WORK ITEM
Take each line of the material that includes "carga" and copy it.

··· DATA FOR REVIEW

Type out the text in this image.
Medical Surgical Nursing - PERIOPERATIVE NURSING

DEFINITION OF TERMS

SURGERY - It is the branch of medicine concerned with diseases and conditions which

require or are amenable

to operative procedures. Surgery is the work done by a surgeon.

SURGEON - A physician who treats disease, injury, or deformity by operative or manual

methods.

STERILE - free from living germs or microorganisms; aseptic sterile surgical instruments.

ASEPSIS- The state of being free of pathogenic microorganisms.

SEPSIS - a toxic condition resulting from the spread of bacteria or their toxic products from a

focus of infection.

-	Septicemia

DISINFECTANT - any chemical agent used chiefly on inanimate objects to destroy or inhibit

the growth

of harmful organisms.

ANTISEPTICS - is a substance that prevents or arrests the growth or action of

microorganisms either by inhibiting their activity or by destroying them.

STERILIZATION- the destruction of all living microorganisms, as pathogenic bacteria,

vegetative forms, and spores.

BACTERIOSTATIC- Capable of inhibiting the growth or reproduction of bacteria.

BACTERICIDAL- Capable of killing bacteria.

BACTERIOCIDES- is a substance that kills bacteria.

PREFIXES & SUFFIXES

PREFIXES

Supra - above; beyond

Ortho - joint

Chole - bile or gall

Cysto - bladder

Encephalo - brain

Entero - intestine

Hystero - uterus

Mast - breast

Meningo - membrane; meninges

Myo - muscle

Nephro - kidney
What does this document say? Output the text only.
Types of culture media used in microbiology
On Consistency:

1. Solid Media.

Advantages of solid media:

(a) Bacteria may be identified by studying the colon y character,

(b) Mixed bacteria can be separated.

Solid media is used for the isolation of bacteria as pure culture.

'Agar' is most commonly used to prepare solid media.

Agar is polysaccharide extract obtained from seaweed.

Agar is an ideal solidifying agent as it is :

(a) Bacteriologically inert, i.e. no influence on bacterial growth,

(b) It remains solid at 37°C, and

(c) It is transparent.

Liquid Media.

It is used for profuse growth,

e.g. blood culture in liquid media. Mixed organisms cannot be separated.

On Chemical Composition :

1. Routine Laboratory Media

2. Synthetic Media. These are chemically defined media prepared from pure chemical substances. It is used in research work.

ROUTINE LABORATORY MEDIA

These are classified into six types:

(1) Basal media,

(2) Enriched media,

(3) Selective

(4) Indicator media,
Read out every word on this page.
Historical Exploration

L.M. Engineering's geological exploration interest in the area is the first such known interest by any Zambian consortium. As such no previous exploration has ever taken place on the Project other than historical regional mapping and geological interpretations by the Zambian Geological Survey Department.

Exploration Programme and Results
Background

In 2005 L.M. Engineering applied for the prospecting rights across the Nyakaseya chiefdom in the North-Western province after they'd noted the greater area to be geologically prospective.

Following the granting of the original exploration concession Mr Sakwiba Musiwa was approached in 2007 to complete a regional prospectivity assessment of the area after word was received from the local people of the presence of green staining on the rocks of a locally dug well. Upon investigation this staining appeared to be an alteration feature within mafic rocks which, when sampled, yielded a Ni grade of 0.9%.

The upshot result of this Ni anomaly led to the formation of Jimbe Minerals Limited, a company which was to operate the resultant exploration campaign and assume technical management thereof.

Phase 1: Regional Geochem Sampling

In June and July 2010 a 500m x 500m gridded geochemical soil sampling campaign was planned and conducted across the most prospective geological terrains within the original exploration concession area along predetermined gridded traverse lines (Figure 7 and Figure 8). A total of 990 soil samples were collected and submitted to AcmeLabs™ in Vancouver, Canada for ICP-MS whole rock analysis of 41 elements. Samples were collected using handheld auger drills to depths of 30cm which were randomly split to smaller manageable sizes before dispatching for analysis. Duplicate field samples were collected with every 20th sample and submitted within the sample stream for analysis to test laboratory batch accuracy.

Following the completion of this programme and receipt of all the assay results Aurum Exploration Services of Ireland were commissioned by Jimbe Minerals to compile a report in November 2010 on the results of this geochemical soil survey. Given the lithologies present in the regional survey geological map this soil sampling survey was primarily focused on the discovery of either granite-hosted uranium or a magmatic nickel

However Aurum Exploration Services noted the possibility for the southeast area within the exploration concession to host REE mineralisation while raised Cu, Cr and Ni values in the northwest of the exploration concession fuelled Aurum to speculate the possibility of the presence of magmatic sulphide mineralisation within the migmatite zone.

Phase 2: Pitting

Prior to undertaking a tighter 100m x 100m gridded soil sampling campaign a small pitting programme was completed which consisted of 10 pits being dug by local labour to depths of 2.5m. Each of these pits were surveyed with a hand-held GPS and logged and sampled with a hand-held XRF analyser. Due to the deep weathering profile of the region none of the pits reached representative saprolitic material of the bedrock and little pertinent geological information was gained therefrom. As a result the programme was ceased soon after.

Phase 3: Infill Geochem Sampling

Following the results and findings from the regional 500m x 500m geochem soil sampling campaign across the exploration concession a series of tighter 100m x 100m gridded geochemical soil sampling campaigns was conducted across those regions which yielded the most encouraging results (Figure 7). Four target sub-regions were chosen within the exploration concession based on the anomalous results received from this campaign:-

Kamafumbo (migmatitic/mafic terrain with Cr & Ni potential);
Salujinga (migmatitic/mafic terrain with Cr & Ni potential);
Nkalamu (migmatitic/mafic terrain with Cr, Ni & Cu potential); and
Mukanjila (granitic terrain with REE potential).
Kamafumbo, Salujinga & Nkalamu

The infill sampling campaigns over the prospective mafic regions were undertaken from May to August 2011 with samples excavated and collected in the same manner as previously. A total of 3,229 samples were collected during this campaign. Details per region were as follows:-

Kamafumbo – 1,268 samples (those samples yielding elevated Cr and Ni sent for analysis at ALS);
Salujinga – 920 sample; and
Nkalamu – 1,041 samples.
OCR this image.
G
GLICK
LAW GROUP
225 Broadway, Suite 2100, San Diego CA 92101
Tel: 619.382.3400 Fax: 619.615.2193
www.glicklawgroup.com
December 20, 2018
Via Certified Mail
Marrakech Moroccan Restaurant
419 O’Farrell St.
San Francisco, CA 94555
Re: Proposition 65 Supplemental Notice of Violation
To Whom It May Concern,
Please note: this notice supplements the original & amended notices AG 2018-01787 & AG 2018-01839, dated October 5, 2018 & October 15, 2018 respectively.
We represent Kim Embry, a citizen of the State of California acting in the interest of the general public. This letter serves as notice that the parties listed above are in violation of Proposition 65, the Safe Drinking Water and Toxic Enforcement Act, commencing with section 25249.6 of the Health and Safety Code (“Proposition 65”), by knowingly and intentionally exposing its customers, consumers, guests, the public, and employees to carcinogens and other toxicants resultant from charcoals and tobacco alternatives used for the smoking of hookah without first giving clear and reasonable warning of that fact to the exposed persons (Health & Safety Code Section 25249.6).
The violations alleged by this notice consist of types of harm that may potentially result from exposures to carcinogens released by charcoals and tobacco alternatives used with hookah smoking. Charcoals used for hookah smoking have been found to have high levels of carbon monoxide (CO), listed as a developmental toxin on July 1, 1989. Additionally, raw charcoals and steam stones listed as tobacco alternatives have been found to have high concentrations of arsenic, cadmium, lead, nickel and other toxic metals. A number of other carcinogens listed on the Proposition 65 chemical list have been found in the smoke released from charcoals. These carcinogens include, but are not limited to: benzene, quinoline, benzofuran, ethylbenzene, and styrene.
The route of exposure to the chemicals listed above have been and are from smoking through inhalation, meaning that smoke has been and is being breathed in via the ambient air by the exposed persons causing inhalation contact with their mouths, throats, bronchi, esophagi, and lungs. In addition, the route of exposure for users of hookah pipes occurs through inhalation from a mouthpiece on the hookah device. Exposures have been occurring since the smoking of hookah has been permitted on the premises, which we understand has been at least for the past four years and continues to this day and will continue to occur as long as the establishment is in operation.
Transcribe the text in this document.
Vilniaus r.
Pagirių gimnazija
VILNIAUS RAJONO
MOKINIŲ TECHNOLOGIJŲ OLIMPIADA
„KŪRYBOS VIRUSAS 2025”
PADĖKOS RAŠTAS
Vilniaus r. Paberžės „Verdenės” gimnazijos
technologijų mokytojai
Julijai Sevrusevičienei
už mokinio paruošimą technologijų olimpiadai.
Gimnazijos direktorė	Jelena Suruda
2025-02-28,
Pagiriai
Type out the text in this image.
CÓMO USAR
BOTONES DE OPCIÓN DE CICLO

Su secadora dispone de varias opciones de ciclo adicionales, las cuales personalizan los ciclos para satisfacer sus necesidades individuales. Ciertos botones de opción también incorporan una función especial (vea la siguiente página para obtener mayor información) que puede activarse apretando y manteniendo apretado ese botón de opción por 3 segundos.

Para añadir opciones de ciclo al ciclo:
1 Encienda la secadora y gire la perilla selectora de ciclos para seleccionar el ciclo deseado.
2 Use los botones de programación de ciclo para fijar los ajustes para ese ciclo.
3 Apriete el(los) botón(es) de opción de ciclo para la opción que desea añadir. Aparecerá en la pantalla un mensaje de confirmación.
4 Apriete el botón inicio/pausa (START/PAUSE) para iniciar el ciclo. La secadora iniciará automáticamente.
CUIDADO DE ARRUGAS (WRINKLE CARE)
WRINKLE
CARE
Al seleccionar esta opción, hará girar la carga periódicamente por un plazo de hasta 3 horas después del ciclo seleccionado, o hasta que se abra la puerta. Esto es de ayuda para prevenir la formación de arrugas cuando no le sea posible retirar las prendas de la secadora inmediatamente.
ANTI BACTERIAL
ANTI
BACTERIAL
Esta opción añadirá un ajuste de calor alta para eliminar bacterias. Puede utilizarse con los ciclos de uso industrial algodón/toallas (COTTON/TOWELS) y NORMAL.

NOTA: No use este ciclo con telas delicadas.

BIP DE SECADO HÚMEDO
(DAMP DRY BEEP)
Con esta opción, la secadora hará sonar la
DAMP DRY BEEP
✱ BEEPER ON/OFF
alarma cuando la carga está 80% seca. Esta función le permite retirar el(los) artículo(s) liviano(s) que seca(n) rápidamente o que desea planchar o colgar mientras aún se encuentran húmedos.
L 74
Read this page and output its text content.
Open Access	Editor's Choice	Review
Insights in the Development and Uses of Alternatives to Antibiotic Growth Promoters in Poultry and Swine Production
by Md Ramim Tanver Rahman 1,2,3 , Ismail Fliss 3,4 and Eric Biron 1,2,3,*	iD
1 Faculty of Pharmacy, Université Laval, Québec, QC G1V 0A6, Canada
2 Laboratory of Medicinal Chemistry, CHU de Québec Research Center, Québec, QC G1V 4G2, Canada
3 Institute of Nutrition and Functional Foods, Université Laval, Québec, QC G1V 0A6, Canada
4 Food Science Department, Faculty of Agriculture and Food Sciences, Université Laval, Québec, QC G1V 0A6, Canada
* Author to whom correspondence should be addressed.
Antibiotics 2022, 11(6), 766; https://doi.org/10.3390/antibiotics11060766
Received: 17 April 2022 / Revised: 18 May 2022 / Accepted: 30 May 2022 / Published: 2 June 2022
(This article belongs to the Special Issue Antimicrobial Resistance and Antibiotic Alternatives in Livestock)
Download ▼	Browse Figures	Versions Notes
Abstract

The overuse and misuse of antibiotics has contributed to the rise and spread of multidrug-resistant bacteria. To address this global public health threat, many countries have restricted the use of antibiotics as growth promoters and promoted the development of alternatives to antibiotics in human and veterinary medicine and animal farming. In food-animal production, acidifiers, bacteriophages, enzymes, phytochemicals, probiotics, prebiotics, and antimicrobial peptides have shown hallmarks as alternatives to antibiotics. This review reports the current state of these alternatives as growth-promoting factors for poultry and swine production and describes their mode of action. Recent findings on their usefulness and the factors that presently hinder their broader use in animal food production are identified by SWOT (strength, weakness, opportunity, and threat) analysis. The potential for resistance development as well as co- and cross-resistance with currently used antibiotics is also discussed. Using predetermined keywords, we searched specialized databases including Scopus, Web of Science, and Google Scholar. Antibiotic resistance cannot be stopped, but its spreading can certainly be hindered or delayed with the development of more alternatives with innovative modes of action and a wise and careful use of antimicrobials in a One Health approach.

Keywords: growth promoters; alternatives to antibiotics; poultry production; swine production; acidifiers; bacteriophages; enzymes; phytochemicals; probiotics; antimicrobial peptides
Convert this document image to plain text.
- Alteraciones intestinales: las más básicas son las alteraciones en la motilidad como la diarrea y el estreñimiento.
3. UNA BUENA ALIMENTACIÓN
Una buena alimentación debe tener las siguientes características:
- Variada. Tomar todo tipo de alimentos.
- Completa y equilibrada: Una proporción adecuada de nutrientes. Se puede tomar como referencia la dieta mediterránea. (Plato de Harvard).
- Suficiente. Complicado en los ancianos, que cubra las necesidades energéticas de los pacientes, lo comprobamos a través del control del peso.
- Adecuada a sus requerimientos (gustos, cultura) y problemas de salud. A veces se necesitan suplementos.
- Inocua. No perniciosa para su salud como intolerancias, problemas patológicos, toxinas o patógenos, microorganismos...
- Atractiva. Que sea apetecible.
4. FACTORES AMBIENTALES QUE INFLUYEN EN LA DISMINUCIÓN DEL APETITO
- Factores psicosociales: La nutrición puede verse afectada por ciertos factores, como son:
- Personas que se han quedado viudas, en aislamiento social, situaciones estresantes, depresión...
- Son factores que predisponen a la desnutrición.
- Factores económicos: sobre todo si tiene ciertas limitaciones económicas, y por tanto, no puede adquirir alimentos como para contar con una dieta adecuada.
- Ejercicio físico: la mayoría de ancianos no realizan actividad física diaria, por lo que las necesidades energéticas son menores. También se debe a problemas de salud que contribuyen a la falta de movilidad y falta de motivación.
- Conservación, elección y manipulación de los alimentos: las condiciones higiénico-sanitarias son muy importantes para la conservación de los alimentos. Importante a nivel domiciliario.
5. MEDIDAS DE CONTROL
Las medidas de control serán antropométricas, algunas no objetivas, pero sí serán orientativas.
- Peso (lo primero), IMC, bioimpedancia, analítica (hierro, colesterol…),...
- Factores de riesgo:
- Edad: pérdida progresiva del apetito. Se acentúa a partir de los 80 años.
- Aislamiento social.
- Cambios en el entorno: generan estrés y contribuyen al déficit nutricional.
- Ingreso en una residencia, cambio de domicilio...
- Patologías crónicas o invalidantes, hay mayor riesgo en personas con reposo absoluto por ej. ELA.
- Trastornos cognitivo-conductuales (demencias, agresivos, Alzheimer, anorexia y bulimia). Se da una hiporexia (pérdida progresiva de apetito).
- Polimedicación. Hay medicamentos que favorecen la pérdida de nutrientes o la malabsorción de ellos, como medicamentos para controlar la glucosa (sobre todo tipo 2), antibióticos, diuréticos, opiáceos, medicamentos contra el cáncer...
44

······

ANSWER FOR THE TASK
Al seleccionar esta opción, hará girar la carga periódicamente por un plazo de hasta 3 horas después del ciclo seleccionado, o hasta que se abra la puerta. Esto es de ayuda para prevenir la formación de arrugas cuando no le sea posible retirar las prendas de la secadora inmediatamente.
alarma cuando la carga está 80% seca. Esta función le permite retirar el(los) artículo(s) liviano(s) que seca(n) rápidamente o que desea planchar o colgar mientras aún se encuentran húmedos.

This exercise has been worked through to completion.